▶ Set task
Write down each entry again, exactly as it reads.

▶ Data section
────────────────────────────────────────

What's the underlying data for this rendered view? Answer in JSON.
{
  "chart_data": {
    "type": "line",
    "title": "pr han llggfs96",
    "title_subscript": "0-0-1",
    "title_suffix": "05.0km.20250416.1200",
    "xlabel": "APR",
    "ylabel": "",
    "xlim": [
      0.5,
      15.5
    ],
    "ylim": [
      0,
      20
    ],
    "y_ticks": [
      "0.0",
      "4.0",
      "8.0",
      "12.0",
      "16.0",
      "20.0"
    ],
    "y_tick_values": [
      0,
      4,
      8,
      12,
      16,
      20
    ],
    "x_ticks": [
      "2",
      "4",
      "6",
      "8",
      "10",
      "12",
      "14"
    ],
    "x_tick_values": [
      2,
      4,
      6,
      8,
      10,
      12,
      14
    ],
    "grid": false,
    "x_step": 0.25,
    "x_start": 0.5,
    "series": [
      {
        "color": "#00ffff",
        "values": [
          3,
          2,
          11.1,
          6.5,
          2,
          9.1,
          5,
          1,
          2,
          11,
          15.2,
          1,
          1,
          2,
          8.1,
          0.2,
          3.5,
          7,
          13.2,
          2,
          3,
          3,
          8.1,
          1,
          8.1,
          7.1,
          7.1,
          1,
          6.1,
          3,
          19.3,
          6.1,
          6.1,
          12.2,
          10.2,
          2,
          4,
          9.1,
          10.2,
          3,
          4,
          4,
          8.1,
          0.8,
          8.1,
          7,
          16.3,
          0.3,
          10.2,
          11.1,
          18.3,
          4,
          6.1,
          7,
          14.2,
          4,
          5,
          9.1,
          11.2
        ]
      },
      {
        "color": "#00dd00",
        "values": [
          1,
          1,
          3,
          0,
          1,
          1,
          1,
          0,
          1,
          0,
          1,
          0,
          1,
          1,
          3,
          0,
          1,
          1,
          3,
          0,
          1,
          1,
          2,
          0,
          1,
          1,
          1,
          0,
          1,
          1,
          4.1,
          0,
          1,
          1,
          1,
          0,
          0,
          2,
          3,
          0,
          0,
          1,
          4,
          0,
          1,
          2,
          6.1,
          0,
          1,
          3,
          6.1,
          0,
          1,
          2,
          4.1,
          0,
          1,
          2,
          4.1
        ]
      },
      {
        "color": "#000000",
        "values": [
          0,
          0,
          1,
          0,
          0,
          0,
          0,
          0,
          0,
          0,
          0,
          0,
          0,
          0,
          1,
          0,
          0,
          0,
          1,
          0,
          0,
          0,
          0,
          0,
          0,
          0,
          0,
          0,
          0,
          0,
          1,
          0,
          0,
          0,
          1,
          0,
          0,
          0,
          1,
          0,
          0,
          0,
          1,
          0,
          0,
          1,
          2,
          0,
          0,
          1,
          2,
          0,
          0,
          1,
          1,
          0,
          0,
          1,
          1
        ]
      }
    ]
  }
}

────────────────────────────────────────

▶ Full output
What's the underlying data for this rendered view? Answer in JSON.
{
  "chart_data": {
    "type": "line",
    "title": "pr han llggfs96",
    "title_subscript": "0-0-1",
    "title_suffix": "05.0km.20250416.1200",
    "xlabel": "APR",
    "ylabel": "",
    "xlim": [
      0.5,
      15.5
    ],
    "ylim": [
      0,
      20
    ],
    "y_ticks": [
      "0.0",
      "4.0",
      "8.0",
      "12.0",
      "16.0",
      "20.0"
    ],
    "y_tick_values": [
      0,
      4,
      8,
      12,
      16,
      20
    ],
    "x_ticks": [
      "2",
      "4",
      "6",
      "8",
      "10",
      "12",
      "14"
    ],
    "x_tick_values": [
      2,
      4,
      6,
      8,
      10,
      12,
      14
    ],
    "grid": false,
    "x_step": 0.25,
    "x_start": 0.5,
    "series": [
      {
        "color": "#00ffff",
        "values": [
          3,
          2,
          11.1,
          6.5,
          2,
          9.1,
          5,
          1,
          2,
          11,
          15.2,
          1,
          1,
          2,
          8.1,
          0.2,
          3.5,
          7,
          13.2,
          2,
          3,
          3,
          8.1,
          1,
          8.1,
          7.1,
          7.1,
          1,
          6.1,
          3,
          19.3,
          6.1,
          6.1,
          12.2,
          10.2,
          2,
          4,
          9.1,
          10.2,
          3,
          4,
          4,
          8.1,
          0.8,
          8.1,
          7,
          16.3,
          0.3,
          10.2,
          11.1,
          18.3,
          4,
          6.1,
          7,
          14.2,
          4,
          5,
          9.1,
          11.2
        ]
      },
      {
        "color": "#00dd00",
        "values": [
          1,
          1,
          3,
          0,
          1,
          1,
          1,
          0,
          1,
          0,
          1,
          0,
          1,
          1,
          3,
          0,
          1,
          1,
          3,
          0,
          1,
          1,
          2,
          0,
          1,
          1,
          1,
          0,
          1,
          1,
          4.1,
          0,
          1,
          1,
          1,
          0,
          0,
          2,
          3,
          0,
          0,
          1,
          4,
          0,
          1,
          2,
          6.1,
          0,
          1,
          3,
          6.1,
          0,
          1,
          2,
          4.1,
          0,
          1,
          2,
          4.1
        ]
      },
      {
        "color": "#000000",
        "values": [
          0,
          0,
          1,
          0,
          0,
          0,
          0,
          0,
          0,
          0,
          0,
          0,
          0,
          0,
          1,
          0,
          0,
          0,
          1,
          0,
          0,
          0,
          0,
          0,
          0,
          0,
          0,
          0,
          0,
          0,
          1,
          0,
          0,
          0,
          1,
          0,
          0,
          0,
          1,
          0,
          0,
          0,
          1,
          0,
          0,
          1,
          2,
          0,
          0,
          1,
          2,
          0,
          0,
          1,
          1,
          0,
          0,
          1,
          1
        ]
      }
    ]
  }
}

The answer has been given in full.